_DATA ROWS_
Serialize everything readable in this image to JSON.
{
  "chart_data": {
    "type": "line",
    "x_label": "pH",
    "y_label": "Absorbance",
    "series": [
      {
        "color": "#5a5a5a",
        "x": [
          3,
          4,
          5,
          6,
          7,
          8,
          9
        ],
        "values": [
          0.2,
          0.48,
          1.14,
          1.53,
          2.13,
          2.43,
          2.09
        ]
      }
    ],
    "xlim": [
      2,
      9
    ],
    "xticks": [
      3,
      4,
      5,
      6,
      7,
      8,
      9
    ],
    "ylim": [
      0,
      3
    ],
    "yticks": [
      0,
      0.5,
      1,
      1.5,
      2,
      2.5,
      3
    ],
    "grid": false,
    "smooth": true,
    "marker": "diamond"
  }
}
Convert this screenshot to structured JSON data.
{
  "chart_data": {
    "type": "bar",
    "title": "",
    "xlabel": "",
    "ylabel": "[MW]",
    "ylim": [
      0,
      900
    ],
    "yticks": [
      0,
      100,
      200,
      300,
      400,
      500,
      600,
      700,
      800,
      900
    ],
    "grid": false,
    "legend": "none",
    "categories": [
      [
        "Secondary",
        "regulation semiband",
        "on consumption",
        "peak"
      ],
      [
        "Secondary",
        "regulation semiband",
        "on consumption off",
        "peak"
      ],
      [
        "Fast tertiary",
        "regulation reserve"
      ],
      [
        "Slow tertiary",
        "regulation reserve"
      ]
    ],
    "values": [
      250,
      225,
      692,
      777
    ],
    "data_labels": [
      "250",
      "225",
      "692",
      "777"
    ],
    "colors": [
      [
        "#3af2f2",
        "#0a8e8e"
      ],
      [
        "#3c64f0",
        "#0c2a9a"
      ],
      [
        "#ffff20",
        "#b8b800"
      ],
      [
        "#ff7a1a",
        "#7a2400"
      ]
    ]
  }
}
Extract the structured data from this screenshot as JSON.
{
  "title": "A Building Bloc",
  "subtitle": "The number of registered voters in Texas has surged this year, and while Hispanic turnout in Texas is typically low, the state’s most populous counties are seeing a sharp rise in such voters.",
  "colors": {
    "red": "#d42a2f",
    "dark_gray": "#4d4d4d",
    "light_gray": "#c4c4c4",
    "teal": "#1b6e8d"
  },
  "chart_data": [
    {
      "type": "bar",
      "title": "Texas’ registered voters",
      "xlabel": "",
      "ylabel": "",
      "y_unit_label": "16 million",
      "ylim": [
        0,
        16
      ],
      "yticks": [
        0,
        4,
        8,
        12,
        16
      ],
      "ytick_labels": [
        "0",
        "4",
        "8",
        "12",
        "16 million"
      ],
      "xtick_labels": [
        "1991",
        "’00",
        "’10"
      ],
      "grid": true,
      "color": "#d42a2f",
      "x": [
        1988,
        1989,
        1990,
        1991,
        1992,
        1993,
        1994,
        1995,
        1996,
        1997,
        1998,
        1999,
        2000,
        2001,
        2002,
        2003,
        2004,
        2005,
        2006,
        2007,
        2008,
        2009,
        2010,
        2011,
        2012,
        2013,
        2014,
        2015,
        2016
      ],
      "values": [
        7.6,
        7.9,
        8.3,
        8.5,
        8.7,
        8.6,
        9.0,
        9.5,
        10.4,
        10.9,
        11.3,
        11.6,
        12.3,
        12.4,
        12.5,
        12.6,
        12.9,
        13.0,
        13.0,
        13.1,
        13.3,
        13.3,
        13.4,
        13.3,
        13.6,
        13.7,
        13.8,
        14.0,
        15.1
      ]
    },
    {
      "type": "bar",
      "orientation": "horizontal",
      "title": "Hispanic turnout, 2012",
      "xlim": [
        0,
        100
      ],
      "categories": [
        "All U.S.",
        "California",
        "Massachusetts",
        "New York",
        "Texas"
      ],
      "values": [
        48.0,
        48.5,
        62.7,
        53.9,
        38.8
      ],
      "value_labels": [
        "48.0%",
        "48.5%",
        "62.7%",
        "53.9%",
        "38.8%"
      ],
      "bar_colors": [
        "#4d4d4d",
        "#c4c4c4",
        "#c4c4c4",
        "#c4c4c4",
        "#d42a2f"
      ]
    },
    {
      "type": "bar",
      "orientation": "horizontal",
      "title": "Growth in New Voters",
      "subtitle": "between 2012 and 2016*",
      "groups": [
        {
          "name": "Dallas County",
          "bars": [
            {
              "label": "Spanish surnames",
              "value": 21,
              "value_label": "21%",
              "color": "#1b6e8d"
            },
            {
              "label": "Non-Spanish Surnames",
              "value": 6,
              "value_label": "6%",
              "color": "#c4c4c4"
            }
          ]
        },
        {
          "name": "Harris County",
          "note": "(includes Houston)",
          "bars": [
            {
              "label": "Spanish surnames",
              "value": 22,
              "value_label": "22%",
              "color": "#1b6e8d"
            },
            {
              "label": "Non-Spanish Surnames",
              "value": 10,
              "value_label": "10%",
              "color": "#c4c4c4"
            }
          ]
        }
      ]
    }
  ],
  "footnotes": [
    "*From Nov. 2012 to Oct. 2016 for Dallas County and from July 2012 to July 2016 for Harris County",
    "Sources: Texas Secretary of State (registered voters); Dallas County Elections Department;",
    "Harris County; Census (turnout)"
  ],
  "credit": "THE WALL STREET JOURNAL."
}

_WHAT THIS TASK INVOLVES_
Your task is to quote the listing above word for word.

_FINAL RESULT_
Serialize everything readable in this image to JSON.
{
  "chart_data": {
    "type": "line",
    "x_label": "pH",
    "y_label": "Absorbance",
    "series": [
      {
        "color": "#5a5a5a",
        "x": [
          3,
          4,
          5,
          6,
          7,
          8,
          9
        ],
        "values": [
          0.2,
          0.48,
          1.14,
          1.53,
          2.13,
          2.43,
          2.09
        ]
      }
    ],
    "xlim": [
      2,
      9
    ],
    "xticks": [
      3,
      4,
      5,
      6,
      7,
      8,
      9
    ],
    "ylim": [
      0,
      3
    ],
    "yticks": [
      0,
      0.5,
      1,
      1.5,
      2,
      2.5,
      3
    ],
    "grid": false,
    "smooth": true,
    "marker": "diamond"
  }
}
Convert this screenshot to structured JSON data.
{
  "chart_data": {
    "type": "bar",
    "title": "",
    "xlabel": "",
    "ylabel": "[MW]",
    "ylim": [
      0,
      900
    ],
    "yticks": [
      0,
      100,
      200,
      300,
      400,
      500,
      600,
      700,
      800,
      900
    ],
    "grid": false,
    "legend": "none",
    "categories": [
      [
        "Secondary",
        "regulation semiband",
        "on consumption",
        "peak"
      ],
      [
        "Secondary",
        "regulation semiband",
        "on consumption off",
        "peak"
      ],
      [
        "Fast tertiary",
        "regulation reserve"
      ],
      [
        "Slow tertiary",
        "regulation reserve"
      ]
    ],
    "values": [
      250,
      225,
      692,
      777
    ],
    "data_labels": [
      "250",
      "225",
      "692",
      "777"
    ],
    "colors": [
      [
        "#3af2f2",
        "#0a8e8e"
      ],
      [
        "#3c64f0",
        "#0c2a9a"
      ],
      [
        "#ffff20",
        "#b8b800"
      ],
      [
        "#ff7a1a",
        "#7a2400"
      ]
    ]
  }
}
Extract the structured data from this screenshot as JSON.
{
  "title": "A Building Bloc",
  "subtitle": "The number of registered voters in Texas has surged this year, and while Hispanic turnout in Texas is typically low, the state’s most populous counties are seeing a sharp rise in such voters.",
  "colors": {
    "red": "#d42a2f",
    "dark_gray": "#4d4d4d",
    "light_gray": "#c4c4c4",
    "teal": "#1b6e8d"
  },
  "chart_data": [
    {
      "type": "bar",
      "title": "Texas’ registered voters",
      "xlabel": "",
      "ylabel": "",
      "y_unit_label": "16 million",
      "ylim": [
        0,
        16
      ],
      "yticks": [
        0,
        4,
        8,
        12,
        16
      ],
      "ytick_labels": [
        "0",
        "4",
        "8",
        "12",
        "16 million"
      ],
      "xtick_labels": [
        "1991",
        "’00",
        "’10"
      ],
      "grid": true,
      "color": "#d42a2f",
      "x": [
        1988,
        1989,
        1990,
        1991,
        1992,
        1993,
        1994,
        1995,
        1996,
        1997,
        1998,
        1999,
        2000,
        2001,
        2002,
        2003,
        2004,
        2005,
        2006,
        2007,
        2008,
        2009,
        2010,
        2011,
        2012,
        2013,
        2014,
        2015,
        2016
      ],
      "values": [
        7.6,
        7.9,
        8.3,
        8.5,
        8.7,
        8.6,
        9.0,
        9.5,
        10.4,
        10.9,
        11.3,
        11.6,
        12.3,
        12.4,
        12.5,
        12.6,
        12.9,
        13.0,
        13.0,
        13.1,
        13.3,
        13.3,
        13.4,
        13.3,
        13.6,
        13.7,
        13.8,
        14.0,
        15.1
      ]
    },
    {
      "type": "bar",
      "orientation": "horizontal",
      "title": "Hispanic turnout, 2012",
      "xlim": [
        0,
        100
      ],
      "categories": [
        "All U.S.",
        "California",
        "Massachusetts",
        "New York",
        "Texas"
      ],
      "values": [
        48.0,
        48.5,
        62.7,
        53.9,
        38.8
      ],
      "value_labels": [
        "48.0%",
        "48.5%",
        "62.7%",
        "53.9%",
        "38.8%"
      ],
      "bar_colors": [
        "#4d4d4d",
        "#c4c4c4",
        "#c4c4c4",
        "#c4c4c4",
        "#d42a2f"
      ]
    },
    {
      "type": "bar",
      "orientation": "horizontal",
      "title": "Growth in New Voters",
      "subtitle": "between 2012 and 2016*",
      "groups": [
        {
          "name": "Dallas County",
          "bars": [
            {
              "label": "Spanish surnames",
              "value": 21,
              "value_label": "21%",
              "color": "#1b6e8d"
            },
            {
              "label": "Non-Spanish Surnames",
              "value": 6,
              "value_label": "6%",
              "color": "#c4c4c4"
            }
          ]
        },
        {
          "name": "Harris County",
          "note": "(includes Houston)",
          "bars": [
            {
              "label": "Spanish surnames",
              "value": 22,
              "value_label": "22%",
              "color": "#1b6e8d"
            },
            {
              "label": "Non-Spanish Surnames",
              "value": 10,
              "value_label": "10%",
              "color": "#c4c4c4"
            }
          ]
        }
      ]
    }
  ],
  "footnotes": [
    "*From Nov. 2012 to Oct. 2016 for Dallas County and from July 2012 to July 2016 for Harris County",
    "Sources: Texas Secretary of State (registered voters); Dallas County Elections Department;",
    "Harris County; Census (turnout)"
  ],
  "credit": "THE WALL STREET JOURNAL."
}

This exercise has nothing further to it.